Saved entries:
* start *

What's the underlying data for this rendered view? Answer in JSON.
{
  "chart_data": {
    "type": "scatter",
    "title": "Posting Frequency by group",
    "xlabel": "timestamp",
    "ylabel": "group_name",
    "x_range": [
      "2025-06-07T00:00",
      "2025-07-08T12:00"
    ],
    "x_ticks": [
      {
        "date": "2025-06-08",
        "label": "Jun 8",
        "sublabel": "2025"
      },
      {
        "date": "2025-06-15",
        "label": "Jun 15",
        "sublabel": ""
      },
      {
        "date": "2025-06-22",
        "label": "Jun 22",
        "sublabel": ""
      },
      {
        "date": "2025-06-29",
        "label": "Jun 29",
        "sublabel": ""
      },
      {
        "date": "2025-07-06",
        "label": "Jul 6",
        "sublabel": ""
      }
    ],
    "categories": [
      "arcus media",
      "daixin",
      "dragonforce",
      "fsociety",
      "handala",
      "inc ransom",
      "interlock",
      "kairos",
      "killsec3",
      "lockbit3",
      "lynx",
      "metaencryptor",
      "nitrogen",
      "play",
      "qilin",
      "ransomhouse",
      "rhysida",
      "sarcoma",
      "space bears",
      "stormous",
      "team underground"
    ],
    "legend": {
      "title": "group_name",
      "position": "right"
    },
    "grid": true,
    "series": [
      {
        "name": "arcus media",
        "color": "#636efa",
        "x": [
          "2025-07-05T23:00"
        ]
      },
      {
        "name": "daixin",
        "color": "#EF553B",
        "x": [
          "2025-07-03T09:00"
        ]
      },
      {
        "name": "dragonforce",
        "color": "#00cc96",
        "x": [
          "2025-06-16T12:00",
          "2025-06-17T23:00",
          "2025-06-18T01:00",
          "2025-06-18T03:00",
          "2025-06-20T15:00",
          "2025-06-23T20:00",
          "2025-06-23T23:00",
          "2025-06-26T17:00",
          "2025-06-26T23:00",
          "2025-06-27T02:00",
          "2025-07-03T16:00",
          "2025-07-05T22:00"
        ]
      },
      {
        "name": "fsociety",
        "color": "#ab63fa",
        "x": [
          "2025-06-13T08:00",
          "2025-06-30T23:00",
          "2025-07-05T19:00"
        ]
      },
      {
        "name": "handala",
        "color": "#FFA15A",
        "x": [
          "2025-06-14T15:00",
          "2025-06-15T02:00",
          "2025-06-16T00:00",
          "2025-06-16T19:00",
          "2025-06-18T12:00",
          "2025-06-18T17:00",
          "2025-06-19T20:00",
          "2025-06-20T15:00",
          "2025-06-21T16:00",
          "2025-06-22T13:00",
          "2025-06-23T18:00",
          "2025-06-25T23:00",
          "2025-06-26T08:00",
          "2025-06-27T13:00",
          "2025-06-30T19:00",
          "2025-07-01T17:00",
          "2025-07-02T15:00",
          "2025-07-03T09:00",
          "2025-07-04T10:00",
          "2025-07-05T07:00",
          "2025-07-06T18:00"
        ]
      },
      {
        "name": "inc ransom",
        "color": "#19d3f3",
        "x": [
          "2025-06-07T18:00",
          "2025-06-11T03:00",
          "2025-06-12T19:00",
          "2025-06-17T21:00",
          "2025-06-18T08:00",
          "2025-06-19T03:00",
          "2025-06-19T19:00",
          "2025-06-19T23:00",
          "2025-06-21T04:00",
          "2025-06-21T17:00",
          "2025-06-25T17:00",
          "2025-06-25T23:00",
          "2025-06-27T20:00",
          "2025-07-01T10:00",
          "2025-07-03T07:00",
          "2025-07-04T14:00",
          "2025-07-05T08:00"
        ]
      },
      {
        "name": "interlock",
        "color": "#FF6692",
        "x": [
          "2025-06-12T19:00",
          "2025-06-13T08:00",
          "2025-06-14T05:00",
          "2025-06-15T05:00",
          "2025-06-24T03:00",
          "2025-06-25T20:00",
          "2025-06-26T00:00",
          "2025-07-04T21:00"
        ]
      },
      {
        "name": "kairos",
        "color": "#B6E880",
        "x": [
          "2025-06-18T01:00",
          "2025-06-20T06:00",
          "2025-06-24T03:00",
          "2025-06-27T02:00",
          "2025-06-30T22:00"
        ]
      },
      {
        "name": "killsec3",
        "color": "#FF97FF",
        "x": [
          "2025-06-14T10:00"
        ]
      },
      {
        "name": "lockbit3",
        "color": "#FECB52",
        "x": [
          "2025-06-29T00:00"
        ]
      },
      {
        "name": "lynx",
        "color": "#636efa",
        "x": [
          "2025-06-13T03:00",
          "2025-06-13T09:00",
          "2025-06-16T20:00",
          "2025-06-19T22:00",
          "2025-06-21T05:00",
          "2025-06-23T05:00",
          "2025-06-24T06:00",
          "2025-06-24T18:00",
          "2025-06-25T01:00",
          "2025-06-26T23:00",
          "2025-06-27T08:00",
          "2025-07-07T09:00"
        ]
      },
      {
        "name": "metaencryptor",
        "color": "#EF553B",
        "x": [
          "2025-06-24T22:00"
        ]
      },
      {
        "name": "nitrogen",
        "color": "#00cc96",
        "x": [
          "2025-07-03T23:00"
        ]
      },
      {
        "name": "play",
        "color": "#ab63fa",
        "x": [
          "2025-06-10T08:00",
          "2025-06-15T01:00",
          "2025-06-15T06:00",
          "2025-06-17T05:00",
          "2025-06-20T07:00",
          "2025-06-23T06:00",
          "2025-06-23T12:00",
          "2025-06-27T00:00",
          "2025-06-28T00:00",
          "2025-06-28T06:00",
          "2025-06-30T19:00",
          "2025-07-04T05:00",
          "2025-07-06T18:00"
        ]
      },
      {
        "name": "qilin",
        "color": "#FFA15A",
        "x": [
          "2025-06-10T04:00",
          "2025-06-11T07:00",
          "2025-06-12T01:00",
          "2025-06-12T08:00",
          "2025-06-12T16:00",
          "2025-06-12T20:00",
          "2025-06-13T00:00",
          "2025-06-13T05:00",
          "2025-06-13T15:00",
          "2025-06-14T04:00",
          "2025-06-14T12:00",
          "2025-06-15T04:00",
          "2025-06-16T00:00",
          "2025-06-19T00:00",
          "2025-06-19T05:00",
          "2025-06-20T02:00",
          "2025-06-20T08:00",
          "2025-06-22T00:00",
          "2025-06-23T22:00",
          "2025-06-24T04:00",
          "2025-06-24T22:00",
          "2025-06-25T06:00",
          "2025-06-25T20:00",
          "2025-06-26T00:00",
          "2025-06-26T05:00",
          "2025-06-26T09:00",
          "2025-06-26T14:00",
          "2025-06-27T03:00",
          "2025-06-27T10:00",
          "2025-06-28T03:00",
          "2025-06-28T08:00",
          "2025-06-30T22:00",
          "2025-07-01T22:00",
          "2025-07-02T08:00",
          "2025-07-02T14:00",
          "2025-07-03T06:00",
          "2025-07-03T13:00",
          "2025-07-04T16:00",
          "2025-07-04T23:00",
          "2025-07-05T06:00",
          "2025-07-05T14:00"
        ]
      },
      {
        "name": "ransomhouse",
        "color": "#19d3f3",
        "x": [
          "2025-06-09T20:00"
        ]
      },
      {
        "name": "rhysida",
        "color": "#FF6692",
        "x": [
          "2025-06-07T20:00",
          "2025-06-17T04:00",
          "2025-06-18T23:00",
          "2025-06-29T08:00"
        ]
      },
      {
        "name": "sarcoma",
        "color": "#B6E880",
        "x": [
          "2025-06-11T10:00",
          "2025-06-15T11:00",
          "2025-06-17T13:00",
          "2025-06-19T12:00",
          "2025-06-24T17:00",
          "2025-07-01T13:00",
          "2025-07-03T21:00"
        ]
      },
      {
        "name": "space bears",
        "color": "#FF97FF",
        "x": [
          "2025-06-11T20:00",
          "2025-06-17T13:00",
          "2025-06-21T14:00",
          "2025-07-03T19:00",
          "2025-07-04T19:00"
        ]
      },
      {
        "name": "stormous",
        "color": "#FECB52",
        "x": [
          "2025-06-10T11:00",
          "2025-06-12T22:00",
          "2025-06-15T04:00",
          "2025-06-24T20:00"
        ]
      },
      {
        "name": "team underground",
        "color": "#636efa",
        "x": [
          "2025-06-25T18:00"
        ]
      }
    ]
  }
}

* end *

SHORT TASK: Using the listing, copy every line where the word "date" shows up.

ANSWER:
        "date": "2025-06-08",
        "date": "2025-06-15",
        "date": "2025-06-22",
        "date": "2025-06-29",
        "date": "2025-07-06",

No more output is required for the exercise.